**Aim of the exercise:**
Each line of the listing must be transcribed exactly, except for the images, which should be excluded.

**Data entries:**
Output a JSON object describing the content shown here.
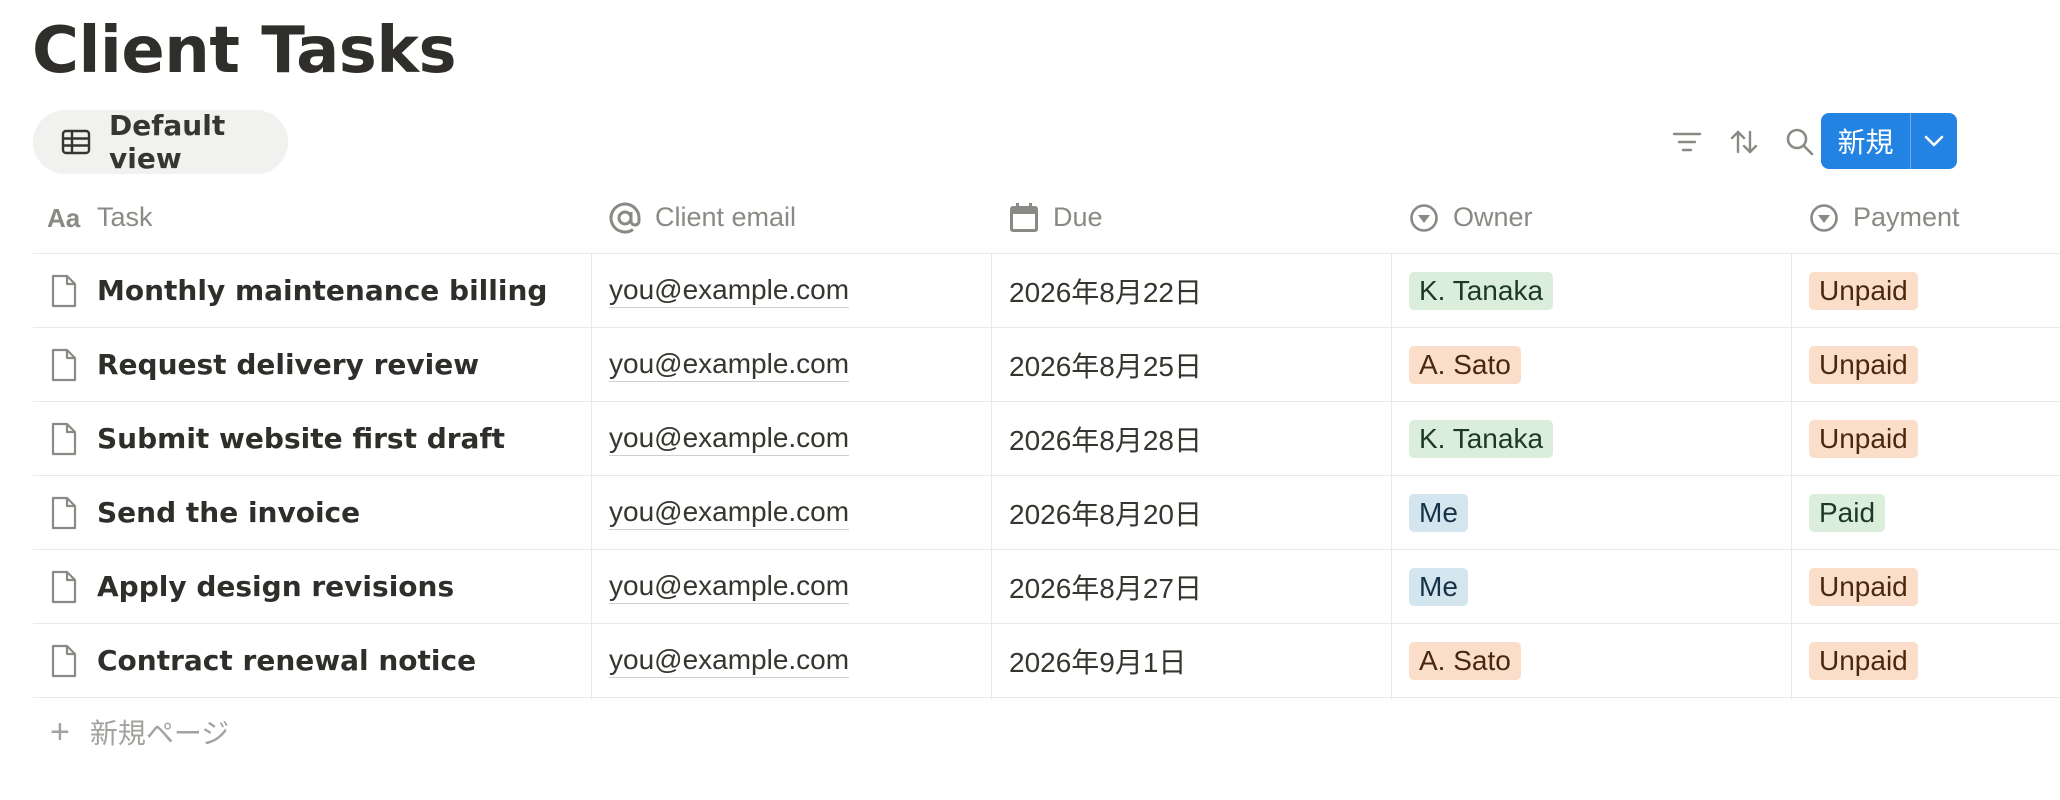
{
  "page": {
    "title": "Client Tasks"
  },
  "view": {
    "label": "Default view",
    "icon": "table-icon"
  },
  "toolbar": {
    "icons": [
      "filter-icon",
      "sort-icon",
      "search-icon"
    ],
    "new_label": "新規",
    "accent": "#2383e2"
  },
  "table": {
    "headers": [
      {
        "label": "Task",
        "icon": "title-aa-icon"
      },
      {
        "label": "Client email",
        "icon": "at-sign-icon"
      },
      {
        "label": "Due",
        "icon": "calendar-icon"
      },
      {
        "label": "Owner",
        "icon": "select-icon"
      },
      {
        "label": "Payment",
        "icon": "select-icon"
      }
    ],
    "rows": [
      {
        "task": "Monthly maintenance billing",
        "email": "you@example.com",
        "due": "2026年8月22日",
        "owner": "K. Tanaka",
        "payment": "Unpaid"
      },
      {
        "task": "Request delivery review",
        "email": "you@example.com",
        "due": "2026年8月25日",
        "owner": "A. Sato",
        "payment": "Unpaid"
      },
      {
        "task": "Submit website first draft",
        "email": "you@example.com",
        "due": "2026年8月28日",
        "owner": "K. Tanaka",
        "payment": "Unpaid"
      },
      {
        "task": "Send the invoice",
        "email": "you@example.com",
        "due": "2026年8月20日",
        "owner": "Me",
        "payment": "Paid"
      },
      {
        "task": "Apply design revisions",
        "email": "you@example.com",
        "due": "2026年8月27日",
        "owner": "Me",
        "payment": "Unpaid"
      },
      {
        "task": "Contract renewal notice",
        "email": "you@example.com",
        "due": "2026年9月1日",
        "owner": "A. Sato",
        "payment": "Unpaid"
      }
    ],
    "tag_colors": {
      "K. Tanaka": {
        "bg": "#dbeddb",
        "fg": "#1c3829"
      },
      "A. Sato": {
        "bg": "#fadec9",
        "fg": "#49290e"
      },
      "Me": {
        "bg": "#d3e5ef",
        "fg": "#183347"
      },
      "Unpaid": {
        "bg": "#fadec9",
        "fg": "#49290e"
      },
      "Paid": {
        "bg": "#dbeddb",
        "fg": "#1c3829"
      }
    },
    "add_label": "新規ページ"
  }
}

**Written solution:**
Output a JSON object describing the content shown here.
{
  "page": {
    "title": "Client Tasks"
  },
  "view": {
    "label": "Default view",
    "icon": "table-icon"
  },
  "toolbar": {
    "icons": [
      "filter-icon",
      "sort-icon",
      "search-icon"
    ],
    "new_label": "新規",
    "accent": "#2383e2"
  },
  "table": {
    "headers": [
      {
        "label": "Task",
        "icon": "title-aa-icon"
      },
      {
        "label": "Client email",
        "icon": "at-sign-icon"
      },
      {
        "label": "Due",
        "icon": "calendar-icon"
      },
      {
        "label": "Owner",
        "icon": "select-icon"
      },
      {
        "label": "Payment",
        "icon": "select-icon"
      }
    ],
    "rows": [
      {
        "task": "Monthly maintenance billing",
        "email": "you@example.com",
        "due": "2026年8月22日",
        "owner": "K. Tanaka",
        "payment": "Unpaid"
      },
      {
        "task": "Request delivery review",
        "email": "you@example.com",
        "due": "2026年8月25日",
        "owner": "A. Sato",
        "payment": "Unpaid"
      },
      {
        "task": "Submit website first draft",
        "email": "you@example.com",
        "due": "2026年8月28日",
        "owner": "K. Tanaka",
        "payment": "Unpaid"
      },
      {
        "task": "Send the invoice",
        "email": "you@example.com",
        "due": "2026年8月20日",
        "owner": "Me",
        "payment": "Paid"
      },
      {
        "task": "Apply design revisions",
        "email": "you@example.com",
        "due": "2026年8月27日",
        "owner": "Me",
        "payment": "Unpaid"
      },
      {
        "task": "Contract renewal notice",
        "email": "you@example.com",
        "due": "2026年9月1日",
        "owner": "A. Sato",
        "payment": "Unpaid"
      }
    ],
    "tag_colors": {
      "K. Tanaka": {
        "bg": "#dbeddb",
        "fg": "#1c3829"
      },
      "A. Sato": {
        "bg": "#fadec9",
        "fg": "#49290e"
      },
      "Me": {
        "bg": "#d3e5ef",
        "fg": "#183347"
      },
      "Unpaid": {
        "bg": "#fadec9",
        "fg": "#49290e"
      },
      "Paid": {
        "bg": "#dbeddb",
        "fg": "#1c3829"
      }
    },
    "add_label": "新規ページ"
  }
}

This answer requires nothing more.